BEGIN Extracted records
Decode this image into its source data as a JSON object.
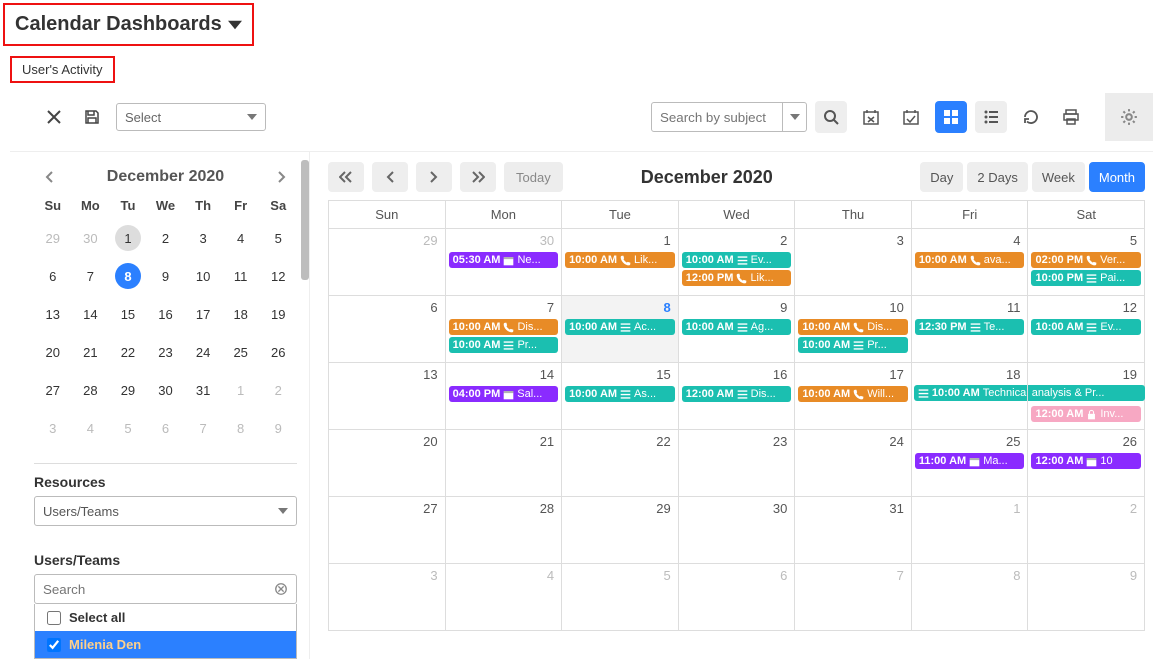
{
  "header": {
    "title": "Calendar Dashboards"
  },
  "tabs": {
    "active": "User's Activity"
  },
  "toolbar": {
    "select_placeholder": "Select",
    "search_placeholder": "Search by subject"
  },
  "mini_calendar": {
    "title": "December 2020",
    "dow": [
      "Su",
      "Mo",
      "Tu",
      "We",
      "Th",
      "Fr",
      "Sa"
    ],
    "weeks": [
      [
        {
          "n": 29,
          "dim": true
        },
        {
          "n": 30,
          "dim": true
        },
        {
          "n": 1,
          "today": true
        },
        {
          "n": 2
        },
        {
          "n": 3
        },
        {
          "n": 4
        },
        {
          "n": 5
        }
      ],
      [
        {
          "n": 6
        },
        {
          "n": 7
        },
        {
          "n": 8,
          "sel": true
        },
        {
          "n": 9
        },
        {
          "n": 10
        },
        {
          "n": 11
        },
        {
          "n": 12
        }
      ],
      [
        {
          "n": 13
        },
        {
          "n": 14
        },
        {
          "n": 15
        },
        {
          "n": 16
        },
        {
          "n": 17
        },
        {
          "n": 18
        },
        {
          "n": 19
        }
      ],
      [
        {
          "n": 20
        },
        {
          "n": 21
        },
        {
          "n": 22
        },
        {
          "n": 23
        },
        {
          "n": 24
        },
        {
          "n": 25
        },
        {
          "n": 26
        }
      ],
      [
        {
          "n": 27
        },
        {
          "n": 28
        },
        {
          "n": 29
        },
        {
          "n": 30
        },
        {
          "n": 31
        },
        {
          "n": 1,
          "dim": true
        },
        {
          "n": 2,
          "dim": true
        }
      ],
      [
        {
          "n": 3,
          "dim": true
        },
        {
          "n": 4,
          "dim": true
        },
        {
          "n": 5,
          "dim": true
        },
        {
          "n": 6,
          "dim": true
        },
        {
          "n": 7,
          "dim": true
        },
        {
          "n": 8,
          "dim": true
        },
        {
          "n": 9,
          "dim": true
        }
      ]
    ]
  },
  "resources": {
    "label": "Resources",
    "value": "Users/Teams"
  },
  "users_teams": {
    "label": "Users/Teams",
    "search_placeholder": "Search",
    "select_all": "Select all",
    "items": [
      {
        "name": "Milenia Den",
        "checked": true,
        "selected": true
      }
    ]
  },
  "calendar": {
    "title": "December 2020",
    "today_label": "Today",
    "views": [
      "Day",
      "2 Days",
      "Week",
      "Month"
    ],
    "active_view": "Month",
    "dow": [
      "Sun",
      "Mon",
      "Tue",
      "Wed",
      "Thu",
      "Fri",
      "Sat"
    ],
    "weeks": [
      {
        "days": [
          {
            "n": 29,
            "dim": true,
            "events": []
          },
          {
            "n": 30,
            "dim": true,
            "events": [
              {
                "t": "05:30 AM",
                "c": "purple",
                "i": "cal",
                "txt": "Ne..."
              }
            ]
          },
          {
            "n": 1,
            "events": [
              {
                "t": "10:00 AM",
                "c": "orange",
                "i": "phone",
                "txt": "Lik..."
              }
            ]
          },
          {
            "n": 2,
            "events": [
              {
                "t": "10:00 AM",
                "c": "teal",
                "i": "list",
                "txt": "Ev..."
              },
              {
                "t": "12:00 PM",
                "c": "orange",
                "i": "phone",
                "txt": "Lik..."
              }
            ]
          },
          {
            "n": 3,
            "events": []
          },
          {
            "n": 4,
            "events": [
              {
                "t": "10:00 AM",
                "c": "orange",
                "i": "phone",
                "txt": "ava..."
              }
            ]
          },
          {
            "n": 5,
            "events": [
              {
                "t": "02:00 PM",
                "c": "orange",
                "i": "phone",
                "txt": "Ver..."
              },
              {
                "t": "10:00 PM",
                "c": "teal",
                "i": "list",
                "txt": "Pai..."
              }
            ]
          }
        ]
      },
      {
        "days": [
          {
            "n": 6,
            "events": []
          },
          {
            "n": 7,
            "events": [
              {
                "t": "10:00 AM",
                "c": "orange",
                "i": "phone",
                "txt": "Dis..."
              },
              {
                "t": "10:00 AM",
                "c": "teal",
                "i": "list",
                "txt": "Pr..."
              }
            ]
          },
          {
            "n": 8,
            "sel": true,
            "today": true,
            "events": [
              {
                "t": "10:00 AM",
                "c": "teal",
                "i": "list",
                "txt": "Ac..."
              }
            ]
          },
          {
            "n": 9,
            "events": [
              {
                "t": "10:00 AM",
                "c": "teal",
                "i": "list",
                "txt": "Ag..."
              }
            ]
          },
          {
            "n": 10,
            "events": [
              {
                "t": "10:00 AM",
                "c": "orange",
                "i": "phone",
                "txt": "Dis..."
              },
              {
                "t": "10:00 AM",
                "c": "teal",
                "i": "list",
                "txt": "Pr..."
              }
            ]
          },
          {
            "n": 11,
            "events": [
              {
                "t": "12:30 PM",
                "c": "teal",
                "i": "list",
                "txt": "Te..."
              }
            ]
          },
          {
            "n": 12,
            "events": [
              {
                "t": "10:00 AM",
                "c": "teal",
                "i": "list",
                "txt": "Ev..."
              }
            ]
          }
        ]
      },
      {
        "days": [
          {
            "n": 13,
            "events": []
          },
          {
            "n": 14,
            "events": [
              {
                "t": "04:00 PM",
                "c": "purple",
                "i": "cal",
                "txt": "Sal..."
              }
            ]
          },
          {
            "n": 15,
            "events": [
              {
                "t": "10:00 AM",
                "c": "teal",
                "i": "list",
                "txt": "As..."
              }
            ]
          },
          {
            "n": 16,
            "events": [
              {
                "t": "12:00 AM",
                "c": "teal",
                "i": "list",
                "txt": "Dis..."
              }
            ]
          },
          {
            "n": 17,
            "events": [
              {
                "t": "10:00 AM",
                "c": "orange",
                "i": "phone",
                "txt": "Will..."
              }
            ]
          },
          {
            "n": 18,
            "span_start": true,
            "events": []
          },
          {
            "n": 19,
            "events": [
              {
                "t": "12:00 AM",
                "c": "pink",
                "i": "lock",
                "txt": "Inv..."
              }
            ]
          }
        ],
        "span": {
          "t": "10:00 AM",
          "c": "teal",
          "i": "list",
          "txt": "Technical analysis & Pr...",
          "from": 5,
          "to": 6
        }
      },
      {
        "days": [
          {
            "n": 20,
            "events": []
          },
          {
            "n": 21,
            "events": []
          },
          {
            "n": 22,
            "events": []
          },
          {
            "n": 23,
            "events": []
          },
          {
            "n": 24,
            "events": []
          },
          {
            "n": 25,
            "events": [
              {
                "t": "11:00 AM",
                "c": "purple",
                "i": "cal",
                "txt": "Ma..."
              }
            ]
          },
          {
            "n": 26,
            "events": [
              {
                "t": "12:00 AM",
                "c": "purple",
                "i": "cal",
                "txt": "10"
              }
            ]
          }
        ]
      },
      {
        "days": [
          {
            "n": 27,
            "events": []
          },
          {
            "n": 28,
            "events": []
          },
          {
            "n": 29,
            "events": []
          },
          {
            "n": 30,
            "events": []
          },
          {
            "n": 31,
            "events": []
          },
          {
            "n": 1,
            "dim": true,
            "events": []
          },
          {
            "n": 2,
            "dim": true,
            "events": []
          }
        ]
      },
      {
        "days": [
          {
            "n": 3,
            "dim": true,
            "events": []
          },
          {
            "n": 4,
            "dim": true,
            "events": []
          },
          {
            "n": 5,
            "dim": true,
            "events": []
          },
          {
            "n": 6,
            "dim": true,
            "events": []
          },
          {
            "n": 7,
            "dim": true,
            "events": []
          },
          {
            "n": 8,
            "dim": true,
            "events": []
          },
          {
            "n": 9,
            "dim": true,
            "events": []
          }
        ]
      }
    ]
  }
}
END Extracted records
BEGIN Extracted records
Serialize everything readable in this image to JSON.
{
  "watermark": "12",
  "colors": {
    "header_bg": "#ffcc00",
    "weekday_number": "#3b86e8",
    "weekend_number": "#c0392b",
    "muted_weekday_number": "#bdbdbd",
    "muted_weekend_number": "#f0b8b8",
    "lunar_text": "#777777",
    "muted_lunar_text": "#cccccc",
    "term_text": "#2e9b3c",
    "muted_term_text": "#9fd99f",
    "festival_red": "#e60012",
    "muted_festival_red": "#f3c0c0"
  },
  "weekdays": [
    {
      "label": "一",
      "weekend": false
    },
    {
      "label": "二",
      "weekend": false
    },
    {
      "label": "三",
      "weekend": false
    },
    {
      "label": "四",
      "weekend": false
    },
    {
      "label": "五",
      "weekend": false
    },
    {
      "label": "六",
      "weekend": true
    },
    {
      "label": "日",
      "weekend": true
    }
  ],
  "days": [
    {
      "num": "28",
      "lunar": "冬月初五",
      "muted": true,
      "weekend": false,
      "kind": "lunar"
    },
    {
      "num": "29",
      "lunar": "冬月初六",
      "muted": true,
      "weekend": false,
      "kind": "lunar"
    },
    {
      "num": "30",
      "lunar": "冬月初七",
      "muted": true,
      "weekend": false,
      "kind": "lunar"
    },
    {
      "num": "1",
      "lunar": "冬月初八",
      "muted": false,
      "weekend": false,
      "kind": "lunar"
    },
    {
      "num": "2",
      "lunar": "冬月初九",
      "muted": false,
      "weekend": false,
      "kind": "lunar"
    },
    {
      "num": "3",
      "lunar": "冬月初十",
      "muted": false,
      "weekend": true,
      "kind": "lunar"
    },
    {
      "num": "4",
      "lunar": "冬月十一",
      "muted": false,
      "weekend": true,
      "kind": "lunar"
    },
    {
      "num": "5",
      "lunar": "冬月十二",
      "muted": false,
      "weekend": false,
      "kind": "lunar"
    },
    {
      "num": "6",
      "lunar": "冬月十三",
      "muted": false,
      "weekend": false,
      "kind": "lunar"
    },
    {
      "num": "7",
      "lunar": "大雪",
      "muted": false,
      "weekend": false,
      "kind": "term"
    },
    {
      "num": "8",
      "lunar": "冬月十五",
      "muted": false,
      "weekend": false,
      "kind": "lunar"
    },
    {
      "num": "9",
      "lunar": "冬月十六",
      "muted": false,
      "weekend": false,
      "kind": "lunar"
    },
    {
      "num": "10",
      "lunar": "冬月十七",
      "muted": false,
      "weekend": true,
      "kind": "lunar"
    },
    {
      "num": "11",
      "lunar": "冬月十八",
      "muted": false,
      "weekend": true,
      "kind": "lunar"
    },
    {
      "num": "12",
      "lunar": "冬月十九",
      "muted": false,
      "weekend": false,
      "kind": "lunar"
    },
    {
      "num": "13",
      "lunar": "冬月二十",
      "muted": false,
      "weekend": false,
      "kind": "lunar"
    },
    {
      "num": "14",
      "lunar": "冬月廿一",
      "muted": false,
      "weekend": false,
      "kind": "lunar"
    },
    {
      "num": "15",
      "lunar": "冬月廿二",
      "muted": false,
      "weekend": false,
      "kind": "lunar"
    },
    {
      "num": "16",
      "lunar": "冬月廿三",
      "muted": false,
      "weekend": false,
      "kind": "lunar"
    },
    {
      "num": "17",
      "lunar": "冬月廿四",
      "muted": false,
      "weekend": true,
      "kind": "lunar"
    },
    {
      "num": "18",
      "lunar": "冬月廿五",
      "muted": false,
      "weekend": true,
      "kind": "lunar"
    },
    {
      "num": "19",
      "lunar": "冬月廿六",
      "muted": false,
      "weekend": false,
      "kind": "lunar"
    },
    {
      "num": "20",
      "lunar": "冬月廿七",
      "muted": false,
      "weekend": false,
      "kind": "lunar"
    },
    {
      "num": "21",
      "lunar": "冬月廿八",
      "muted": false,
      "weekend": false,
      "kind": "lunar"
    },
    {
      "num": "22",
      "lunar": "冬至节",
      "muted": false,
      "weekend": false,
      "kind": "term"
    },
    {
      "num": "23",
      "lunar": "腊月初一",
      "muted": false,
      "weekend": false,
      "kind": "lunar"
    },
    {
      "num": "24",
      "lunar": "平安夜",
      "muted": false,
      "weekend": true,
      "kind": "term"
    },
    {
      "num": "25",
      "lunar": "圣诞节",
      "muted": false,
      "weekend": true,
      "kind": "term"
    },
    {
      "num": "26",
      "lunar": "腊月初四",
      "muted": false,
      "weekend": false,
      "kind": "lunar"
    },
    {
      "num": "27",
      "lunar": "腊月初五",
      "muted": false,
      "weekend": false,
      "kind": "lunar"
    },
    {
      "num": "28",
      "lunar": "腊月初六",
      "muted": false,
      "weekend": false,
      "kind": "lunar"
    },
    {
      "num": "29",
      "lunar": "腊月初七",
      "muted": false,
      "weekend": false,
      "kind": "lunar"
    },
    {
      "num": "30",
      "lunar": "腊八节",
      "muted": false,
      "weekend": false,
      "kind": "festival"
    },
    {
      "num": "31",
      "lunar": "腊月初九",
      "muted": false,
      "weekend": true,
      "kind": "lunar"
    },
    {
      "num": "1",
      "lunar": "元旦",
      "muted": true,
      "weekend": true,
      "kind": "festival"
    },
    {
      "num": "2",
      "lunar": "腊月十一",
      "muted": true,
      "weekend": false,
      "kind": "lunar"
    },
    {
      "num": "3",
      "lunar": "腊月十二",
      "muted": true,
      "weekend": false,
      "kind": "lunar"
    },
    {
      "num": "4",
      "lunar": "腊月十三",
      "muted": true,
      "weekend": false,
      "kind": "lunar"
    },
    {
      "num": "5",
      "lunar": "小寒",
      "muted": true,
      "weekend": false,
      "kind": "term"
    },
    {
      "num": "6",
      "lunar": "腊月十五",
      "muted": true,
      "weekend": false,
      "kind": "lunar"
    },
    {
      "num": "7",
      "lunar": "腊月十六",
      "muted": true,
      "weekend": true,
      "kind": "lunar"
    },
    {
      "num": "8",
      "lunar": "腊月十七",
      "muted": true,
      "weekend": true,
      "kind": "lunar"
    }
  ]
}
END Extracted records
BEGIN Extracted records
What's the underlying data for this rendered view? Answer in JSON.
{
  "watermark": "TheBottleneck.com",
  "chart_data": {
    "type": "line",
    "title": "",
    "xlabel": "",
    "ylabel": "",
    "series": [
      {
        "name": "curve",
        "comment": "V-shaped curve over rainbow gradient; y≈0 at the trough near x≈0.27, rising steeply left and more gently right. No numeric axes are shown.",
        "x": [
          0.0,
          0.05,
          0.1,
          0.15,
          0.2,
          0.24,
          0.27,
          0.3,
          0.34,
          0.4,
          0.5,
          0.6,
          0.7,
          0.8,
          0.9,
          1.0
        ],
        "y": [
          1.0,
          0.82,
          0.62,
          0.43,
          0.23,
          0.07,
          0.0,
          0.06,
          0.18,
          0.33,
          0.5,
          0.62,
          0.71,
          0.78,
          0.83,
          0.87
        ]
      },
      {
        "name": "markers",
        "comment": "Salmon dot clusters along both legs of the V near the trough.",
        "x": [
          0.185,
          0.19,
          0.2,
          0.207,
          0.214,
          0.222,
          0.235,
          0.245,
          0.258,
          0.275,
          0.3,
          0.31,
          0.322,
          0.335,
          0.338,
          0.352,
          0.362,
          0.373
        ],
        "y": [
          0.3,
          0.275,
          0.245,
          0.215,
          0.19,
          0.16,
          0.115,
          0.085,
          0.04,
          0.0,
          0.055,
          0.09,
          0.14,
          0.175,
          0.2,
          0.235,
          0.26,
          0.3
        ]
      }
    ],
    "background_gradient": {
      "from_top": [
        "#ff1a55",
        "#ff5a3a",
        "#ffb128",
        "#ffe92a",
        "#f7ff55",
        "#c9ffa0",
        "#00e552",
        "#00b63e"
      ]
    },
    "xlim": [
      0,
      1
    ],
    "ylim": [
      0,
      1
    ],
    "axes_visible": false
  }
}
END Extracted records
#### The task:
Pull every line containing the word "near" out of the material and copy it.

#### Result of the exercise:
        "comment": "V-shaped curve over rainbow gradient; y≈0 at the trough near x≈0.27, rising steeply left and more gently right. No numeric axes are shown.",
        "comment": "Salmon dot clusters along both legs of the V near the trough.",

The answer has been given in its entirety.